▸ Instrução dada
Traduza para o inglês a seguinte frase do acórdão sobre arrendamento rural: "A redução a escrito dum contrato de A. Rural celebrado verbalmente, numa época (1966) em que a lei não obrigava à sua redução a escrito, não é um novo contrato de arrendamento, pelo que o contraente que toma a iniciativa da sua redução a escrito não pode nele incluir, sem o acordo da parte contrária, cláusulas e conteúdos que não haviam sido combinados."
==== Excerto para leitura
Acórdão nº 881/18.1T8GRD.C1 de Tribunal da Relação de Coimbra, 04-05-2020
Data de Julgamento | 04 Maio 2020 |
Número Acordão | 881/18.1T8GRD.C1 |
Ano | 2020 |
Órgão | Tribunal da Relação de Coimbra |
Arrendamento Rural
1 - A redução a escrito dum contrato de A. Rural celebrado verbalmente, numa época (1966) em que a lei não obrigava à sua redução a escrito, não é um novo contrato de arrendamento, pelo que o contraente que toma a iniciativa da sua redução a escrito não pode nele incluir, sem o acordo da parte contrária, cláusulas e conteúdos que não haviam sido combinados.
2 - Assim, nada tendo sido acordado, na data da celebração de tal contrato de A. Rural, sobre a possibilidade de realização de obras, não pode o senhorio incluir uma cláusula segundo a qual o arrendatário “não poderá realizar quaisquer obras, alterações e/ou edificações no prédio, salvo prévia autorização do proprietário e senhorio para o efeito”; e uma outra segundo a qual, findo o contrato, todas as obras e benfeitorias realizadas pelo inquilino, ainda que autorizadas pelo senhorio, ficam a fazer parte integrante do prédio arrendado, não podendo o inquilino alegar direito de retenção ou exigir o pagamento de qualquer indemnização ou compensação”.
3 - Procedendo assim o senhorio, é legítima e justificada a recusa do inquilino em assinar a minuta de contrato que lhe foi enviada, o que não permite dizer que a não redução a escrito do contrato não é imputável ao senhorio e, em função disto, o impede de invocar/pedir a nulidade, por vício de forma, do contrato de A. Rural.
4 - Efetivamente, a exigência da redução a escrito de todos os contratos (novos e vigentes) de A. Rural, constitui uma «formalidade ad probationem», não acarretando a não redução do arrendamento rural a escrito a automática nulidade do contrato, uma vez que se está perante uma nulidade atípica, que, para além de não poder ser de conhecimento oficioso, só pode ser invocada pela parte contratante a quem não seja imputável a sua não redução a escrito, o que – não imputabilidade – só acontece quando tal parte contratante haja tomado a iniciativa de sanar o vício da não redução a escrito e a outra parte, injustificadamente, se haja recusado a reduzi-lo a escrito.
========
==== Listagem de dados
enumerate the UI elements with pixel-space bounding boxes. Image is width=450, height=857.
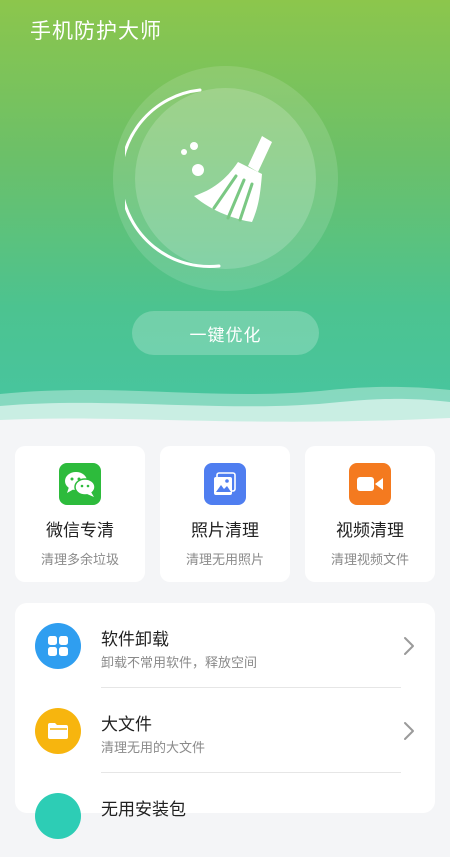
card-video-clean[interactable]: 视频清理 清理视频文件 — [305, 446, 435, 582]
app-title: 手机防护大师 — [30, 19, 162, 43]
broom-icon — [181, 136, 272, 222]
card-title: 微信专清 — [46, 521, 114, 541]
chevron-right-icon — [404, 637, 414, 655]
list-item-app-uninstall[interactable]: 软件卸载 卸载不常用软件，释放空间 — [15, 603, 435, 687]
video-icon — [349, 463, 391, 505]
list-item-title: 大文件 — [101, 715, 152, 735]
optimize-button[interactable]: 一键优化 — [132, 311, 319, 355]
card-title: 视频清理 — [336, 521, 404, 541]
list-item-title: 无用安装包 — [101, 800, 186, 820]
list-item-title: 软件卸载 — [101, 630, 169, 650]
wechat-icon — [59, 463, 101, 505]
chevron-right-icon — [404, 722, 414, 740]
folder-icon — [35, 708, 81, 754]
card-subtitle: 清理视频文件 — [330, 553, 409, 568]
card-wechat-clean[interactable]: 微信专清 清理多余垃圾 — [15, 446, 145, 582]
wave-divider — [0, 386, 450, 440]
hero-section: 手机防护大师 一键优化 — [0, 0, 450, 440]
card-photo-clean[interactable]: 照片清理 清理无用照片 — [160, 446, 290, 582]
tools-list: 软件卸载 卸载不常用软件，释放空间 大文件 清理无用的大文件 无用安装包 — [15, 603, 435, 839]
list-item-unused-packages[interactable]: 无用安装包 — [15, 773, 435, 857]
list-item-large-files[interactable]: 大文件 清理无用的大文件 — [15, 688, 435, 772]
card-subtitle: 清理多余垃圾 — [40, 553, 119, 568]
card-subtitle: 清理无用照片 — [185, 553, 264, 568]
card-title: 照片清理 — [191, 521, 259, 541]
photo-icon — [204, 463, 246, 505]
list-item-subtitle: 卸载不常用软件，释放空间 — [101, 656, 258, 671]
list-item-subtitle: 清理无用的大文件 — [101, 741, 206, 756]
apps-grid-icon — [35, 623, 81, 669]
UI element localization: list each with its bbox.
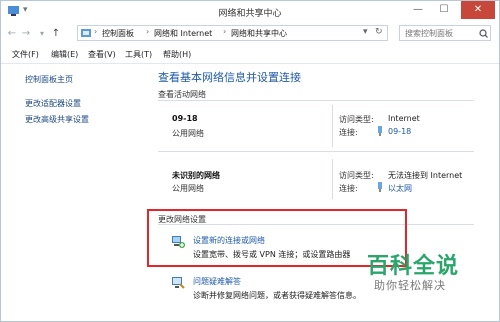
address-dropdown-icon[interactable]: ▾: [363, 27, 368, 37]
forward-button[interactable]: →: [19, 26, 33, 42]
access-type-label: 访问类型:: [339, 171, 374, 180]
wifi-signal-icon: [378, 126, 382, 136]
divider: [332, 159, 333, 199]
breadcrumb-network-sharing-center[interactable]: 网络和共享中心: [231, 28, 287, 39]
divider: [158, 151, 474, 152]
divider: [1, 63, 499, 64]
menu-edit[interactable]: 编辑(E): [51, 49, 78, 60]
minimize-button[interactable]: —: [405, 1, 431, 19]
refresh-icon[interactable]: ↻: [375, 27, 383, 37]
sidebar-item-change-advanced-sharing[interactable]: 更改高级共享设置: [25, 114, 89, 125]
menu-file[interactable]: 文件(F): [12, 49, 39, 60]
active-networks-label: 查看活动网络: [158, 90, 206, 99]
breadcrumb-separator: ›: [223, 27, 227, 36]
access-type-label: 访问类型:: [339, 115, 374, 124]
connection-link-wifi[interactable]: 09-18: [388, 127, 411, 136]
sidebar-item-change-adapter-settings[interactable]: 更改适配器设置: [25, 98, 81, 109]
recent-locations-dropdown[interactable]: ▾: [35, 26, 49, 42]
connections-label: 连接:: [339, 128, 358, 137]
watermark-tagline: 助你轻松解决: [374, 279, 446, 292]
breadcrumb-separator: ›: [94, 27, 98, 36]
divider: [158, 100, 474, 101]
breadcrumb-control-panel[interactable]: 控制面板: [102, 28, 134, 39]
close-button[interactable]: ✕: [461, 1, 495, 19]
menu-view[interactable]: 查看(V): [88, 49, 116, 60]
menu-tools[interactable]: 工具(T): [125, 49, 152, 60]
title-bar: ▾ 网络和共享中心 — ☐ ✕: [1, 1, 499, 23]
breadcrumb-separator: ›: [146, 27, 150, 36]
network-type[interactable]: 公用网络: [172, 128, 204, 139]
troubleshoot-description: 诊断并修复网络问题，或者获得疑难解答信息。: [193, 291, 361, 300]
breadcrumb-network-internet[interactable]: 网络和 Internet: [154, 28, 212, 39]
search-placeholder: 搜索控制面板: [405, 29, 453, 38]
ethernet-icon: [378, 182, 382, 192]
menu-bar: 文件(F) 编辑(E) 查看(V) 工具(T) 帮助(H): [1, 47, 499, 63]
troubleshoot-link[interactable]: 问题疑难解答: [193, 276, 241, 287]
address-bar[interactable]: › 控制面板 › 网络和 Internet › 网络和共享中心 ▾ ↻: [77, 25, 388, 41]
connection-link-ethernet[interactable]: 以太网: [388, 183, 412, 194]
network-type[interactable]: 公用网络: [172, 183, 204, 194]
network-name: 未识别的网络: [172, 171, 220, 180]
troubleshoot-icon: [172, 277, 185, 289]
menu-help[interactable]: 帮助(H): [163, 49, 191, 60]
network-name: 09-18: [172, 114, 198, 123]
search-icon[interactable]: [479, 29, 488, 38]
search-input[interactable]: 搜索控制面板: [399, 25, 491, 41]
connections-label: 连接:: [339, 184, 358, 193]
access-type-value: 无法连接到 Internet: [388, 171, 463, 180]
control-panel-window: ▾ 网络和共享中心 — ☐ ✕ ← → ▾ ↑ › 控制面板 › 网络和 Int…: [0, 0, 500, 322]
watermark-brand: 百科全说: [367, 254, 460, 279]
sidebar-item-control-panel-home[interactable]: 控制面板主页: [25, 74, 73, 85]
maximize-button[interactable]: ☐: [431, 1, 457, 19]
divider: [332, 105, 333, 147]
page-title: 查看基本网络信息并设置连接: [158, 71, 301, 84]
back-button[interactable]: ←: [5, 26, 19, 42]
control-panel-icon: [81, 29, 91, 37]
address-row: ← → ▾ ↑ › 控制面板 › 网络和 Internet › 网络和共享中心 …: [1, 23, 499, 45]
up-button[interactable]: ↑: [49, 26, 63, 42]
access-type-value: Internet: [388, 114, 420, 123]
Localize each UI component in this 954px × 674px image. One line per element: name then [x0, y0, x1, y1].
========
▸ Resultado
Putting into writing a rural lease contract that was entered into orally, at a time (1966) when the law did not require it to be put into writing, does not constitute a new lease contract, and therefore the contracting party who takes the initiative to put it into writing may not include in it, without the agreement of the other party, clauses and terms that had not been agreed upon.